To be done =>
Find the lines of data that contain the string "croissance", then list them.

Dataset entries on figures =>
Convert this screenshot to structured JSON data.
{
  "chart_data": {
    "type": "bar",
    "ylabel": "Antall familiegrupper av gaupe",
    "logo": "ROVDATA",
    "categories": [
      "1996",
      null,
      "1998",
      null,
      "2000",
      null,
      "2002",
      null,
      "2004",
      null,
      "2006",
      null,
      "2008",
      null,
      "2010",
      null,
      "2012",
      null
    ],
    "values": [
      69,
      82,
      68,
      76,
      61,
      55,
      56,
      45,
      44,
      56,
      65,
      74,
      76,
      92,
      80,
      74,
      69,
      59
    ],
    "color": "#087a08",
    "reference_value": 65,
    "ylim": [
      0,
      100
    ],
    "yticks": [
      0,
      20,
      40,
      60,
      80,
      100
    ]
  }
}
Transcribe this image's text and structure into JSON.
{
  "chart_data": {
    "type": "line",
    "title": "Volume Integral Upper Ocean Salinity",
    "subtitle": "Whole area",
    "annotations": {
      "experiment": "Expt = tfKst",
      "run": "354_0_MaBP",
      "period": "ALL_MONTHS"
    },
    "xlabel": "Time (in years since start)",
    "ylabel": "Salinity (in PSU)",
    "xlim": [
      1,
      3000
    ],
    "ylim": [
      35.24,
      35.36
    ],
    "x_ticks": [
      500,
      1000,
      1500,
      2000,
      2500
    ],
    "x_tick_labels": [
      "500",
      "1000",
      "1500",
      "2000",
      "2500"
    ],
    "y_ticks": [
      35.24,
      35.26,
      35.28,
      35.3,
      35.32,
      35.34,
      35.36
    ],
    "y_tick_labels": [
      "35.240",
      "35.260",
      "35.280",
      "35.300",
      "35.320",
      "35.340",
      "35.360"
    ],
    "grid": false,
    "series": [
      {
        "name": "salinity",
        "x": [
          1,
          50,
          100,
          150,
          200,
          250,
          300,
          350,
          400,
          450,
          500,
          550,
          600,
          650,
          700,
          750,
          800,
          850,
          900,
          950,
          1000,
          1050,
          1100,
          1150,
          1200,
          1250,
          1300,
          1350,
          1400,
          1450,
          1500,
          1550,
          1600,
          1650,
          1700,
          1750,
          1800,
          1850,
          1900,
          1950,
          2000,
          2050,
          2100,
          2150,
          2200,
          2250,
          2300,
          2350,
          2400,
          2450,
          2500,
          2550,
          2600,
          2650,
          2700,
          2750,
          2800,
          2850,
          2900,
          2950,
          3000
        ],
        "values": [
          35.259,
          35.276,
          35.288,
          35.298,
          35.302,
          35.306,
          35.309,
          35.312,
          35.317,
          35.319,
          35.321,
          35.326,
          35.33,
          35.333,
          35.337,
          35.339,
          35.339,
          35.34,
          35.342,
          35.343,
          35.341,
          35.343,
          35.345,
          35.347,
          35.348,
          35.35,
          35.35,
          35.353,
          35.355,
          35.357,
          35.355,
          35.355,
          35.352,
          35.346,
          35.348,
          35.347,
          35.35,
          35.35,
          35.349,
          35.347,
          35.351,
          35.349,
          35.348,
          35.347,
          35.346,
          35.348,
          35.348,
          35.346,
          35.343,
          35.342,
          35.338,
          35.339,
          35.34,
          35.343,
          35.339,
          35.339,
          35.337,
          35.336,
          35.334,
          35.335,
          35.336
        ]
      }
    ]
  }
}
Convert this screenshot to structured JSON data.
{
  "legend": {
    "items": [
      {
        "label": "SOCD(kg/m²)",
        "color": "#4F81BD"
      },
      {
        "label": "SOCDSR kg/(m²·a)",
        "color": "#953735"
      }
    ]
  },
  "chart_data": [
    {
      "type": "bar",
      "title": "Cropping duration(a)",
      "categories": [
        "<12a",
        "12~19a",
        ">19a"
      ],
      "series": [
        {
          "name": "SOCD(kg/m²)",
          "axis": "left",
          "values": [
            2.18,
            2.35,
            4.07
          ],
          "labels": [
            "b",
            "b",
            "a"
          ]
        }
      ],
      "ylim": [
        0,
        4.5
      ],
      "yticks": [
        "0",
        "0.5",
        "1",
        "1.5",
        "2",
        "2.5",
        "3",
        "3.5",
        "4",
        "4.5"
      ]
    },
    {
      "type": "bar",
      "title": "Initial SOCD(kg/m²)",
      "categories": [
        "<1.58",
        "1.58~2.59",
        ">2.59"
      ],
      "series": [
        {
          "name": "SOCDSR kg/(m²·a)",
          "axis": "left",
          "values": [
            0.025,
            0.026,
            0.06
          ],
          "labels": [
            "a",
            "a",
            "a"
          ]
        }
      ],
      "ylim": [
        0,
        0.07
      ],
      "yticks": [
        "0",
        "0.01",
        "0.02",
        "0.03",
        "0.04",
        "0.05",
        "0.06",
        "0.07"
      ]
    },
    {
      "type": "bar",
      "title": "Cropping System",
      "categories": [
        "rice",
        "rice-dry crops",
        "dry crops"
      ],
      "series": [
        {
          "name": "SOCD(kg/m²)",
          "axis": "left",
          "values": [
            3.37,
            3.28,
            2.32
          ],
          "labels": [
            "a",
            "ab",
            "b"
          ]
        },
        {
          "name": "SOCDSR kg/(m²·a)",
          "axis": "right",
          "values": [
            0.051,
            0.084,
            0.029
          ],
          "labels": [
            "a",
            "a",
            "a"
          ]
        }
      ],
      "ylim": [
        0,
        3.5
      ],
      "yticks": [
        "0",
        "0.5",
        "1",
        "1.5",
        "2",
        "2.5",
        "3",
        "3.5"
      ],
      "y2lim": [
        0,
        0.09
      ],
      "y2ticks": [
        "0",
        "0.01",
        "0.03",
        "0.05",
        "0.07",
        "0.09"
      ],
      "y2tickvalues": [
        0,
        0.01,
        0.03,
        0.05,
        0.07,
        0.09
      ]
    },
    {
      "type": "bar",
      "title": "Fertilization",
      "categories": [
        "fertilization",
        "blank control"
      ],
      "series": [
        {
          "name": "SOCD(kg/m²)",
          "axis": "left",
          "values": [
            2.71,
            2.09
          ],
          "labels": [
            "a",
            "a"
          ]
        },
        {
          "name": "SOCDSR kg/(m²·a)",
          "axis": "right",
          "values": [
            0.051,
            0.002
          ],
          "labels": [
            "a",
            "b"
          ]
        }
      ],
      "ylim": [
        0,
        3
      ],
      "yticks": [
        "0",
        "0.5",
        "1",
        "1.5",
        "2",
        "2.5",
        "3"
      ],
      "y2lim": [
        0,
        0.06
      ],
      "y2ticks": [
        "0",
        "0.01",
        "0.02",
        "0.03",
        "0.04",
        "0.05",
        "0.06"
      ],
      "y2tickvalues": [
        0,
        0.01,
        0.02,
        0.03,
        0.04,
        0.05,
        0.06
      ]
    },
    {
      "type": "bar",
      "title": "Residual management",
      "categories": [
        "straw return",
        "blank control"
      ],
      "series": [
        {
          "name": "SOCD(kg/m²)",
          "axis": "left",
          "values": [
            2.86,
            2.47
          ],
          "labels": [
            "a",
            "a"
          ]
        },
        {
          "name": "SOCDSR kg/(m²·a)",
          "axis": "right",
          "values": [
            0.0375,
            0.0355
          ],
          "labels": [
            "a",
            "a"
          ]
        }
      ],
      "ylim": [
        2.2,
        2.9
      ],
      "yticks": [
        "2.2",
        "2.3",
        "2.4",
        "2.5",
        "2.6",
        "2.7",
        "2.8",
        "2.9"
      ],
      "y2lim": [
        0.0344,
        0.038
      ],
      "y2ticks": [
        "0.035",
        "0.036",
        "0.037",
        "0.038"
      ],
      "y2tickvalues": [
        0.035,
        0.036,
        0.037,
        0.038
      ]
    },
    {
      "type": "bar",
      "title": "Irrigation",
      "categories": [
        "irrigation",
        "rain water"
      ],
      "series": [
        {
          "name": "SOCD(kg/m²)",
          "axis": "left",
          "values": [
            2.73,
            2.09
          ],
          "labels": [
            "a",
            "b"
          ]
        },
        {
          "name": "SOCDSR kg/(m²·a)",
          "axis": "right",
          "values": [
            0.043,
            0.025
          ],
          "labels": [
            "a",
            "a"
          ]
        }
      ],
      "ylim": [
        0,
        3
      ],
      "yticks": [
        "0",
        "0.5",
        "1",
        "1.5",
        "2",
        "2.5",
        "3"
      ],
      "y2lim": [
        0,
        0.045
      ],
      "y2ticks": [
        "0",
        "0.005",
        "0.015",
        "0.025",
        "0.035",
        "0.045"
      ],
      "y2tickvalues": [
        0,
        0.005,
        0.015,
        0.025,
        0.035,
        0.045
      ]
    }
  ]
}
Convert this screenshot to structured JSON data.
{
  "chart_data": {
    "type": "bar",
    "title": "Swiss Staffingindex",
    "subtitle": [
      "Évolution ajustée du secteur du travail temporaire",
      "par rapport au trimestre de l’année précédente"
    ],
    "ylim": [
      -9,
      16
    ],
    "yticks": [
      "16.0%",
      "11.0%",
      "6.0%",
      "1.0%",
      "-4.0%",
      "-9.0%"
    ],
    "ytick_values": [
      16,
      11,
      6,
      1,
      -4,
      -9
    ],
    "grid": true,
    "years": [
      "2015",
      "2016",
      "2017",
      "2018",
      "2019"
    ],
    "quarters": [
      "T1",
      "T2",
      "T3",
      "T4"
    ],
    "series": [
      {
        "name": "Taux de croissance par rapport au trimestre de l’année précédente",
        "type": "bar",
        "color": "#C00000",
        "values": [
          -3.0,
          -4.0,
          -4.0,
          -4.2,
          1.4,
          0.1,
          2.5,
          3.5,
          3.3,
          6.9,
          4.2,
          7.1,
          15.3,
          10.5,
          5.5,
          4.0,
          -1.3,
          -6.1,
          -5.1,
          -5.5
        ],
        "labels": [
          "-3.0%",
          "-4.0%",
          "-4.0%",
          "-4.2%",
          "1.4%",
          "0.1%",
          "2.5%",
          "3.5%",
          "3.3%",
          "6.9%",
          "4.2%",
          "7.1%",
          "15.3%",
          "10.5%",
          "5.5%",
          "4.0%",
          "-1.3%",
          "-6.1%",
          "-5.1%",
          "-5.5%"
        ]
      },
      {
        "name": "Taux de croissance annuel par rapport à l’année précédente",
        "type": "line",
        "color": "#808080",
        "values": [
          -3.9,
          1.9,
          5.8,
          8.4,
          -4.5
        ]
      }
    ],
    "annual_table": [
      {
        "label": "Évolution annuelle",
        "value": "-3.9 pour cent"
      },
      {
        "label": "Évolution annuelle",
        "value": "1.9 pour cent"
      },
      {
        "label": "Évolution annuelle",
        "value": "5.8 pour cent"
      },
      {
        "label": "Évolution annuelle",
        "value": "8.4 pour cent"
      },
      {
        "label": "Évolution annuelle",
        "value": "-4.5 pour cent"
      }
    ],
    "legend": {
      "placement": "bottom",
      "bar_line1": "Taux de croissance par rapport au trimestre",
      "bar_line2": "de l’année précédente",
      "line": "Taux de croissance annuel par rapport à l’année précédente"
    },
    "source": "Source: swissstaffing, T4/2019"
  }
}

Response to this task =>
        "name": "Taux de croissance par rapport au trimestre de l’année précédente",
        "name": "Taux de croissance annuel par rapport à l’année précédente",
      "bar_line1": "Taux de croissance par rapport au trimestre",
      "line": "Taux de croissance annuel par rapport à l’année précédente"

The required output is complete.